╭─ Provided records

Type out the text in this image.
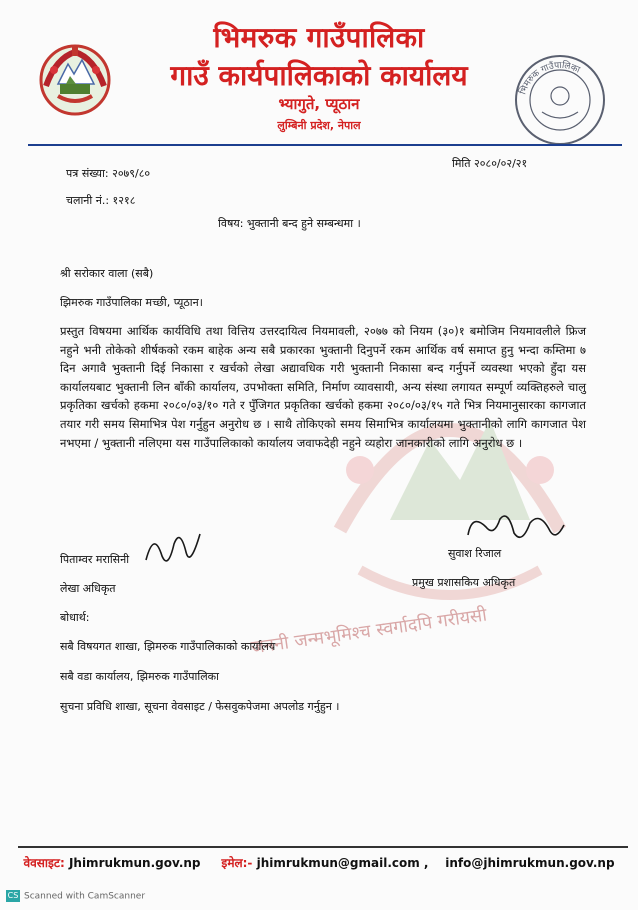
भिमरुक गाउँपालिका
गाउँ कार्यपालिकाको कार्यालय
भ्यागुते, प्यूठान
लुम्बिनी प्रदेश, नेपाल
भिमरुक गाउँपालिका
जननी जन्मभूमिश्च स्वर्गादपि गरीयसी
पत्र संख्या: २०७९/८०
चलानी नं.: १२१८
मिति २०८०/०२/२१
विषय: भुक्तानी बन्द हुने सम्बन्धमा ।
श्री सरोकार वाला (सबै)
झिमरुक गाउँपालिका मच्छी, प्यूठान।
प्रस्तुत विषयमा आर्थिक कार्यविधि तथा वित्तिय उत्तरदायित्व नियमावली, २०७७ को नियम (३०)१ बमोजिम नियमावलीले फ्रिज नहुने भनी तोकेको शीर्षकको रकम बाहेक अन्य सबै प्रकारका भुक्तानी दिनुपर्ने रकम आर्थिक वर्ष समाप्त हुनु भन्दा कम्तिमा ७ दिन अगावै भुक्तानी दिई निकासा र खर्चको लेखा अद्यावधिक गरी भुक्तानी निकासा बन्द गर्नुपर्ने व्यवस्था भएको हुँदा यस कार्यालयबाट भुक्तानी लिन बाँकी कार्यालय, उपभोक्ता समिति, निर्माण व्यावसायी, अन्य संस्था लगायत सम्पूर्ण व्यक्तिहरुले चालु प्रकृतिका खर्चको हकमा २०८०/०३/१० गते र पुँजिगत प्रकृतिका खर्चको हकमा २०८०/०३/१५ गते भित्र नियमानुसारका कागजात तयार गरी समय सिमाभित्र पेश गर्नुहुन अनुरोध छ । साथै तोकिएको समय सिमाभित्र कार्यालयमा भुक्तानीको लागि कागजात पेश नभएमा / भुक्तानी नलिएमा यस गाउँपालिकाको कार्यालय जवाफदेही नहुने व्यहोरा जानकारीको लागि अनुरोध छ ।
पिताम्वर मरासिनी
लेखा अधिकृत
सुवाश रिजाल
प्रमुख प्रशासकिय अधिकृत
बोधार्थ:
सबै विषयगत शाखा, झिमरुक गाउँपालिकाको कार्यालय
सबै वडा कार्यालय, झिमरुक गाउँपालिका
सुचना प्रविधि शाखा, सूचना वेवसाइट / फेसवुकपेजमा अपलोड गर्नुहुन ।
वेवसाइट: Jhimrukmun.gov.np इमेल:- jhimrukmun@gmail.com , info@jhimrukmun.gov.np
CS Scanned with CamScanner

╰─
╭─ Provided records

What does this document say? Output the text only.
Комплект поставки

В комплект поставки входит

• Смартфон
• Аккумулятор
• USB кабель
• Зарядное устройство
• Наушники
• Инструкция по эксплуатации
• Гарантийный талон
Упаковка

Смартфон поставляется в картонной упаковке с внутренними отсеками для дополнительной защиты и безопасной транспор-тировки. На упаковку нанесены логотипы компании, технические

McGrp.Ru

╰─

> [Written task]:
List the lines that contain the word "this".

> [Response to the task]:
Type out the text in this image.
What does this document say? Output the text only.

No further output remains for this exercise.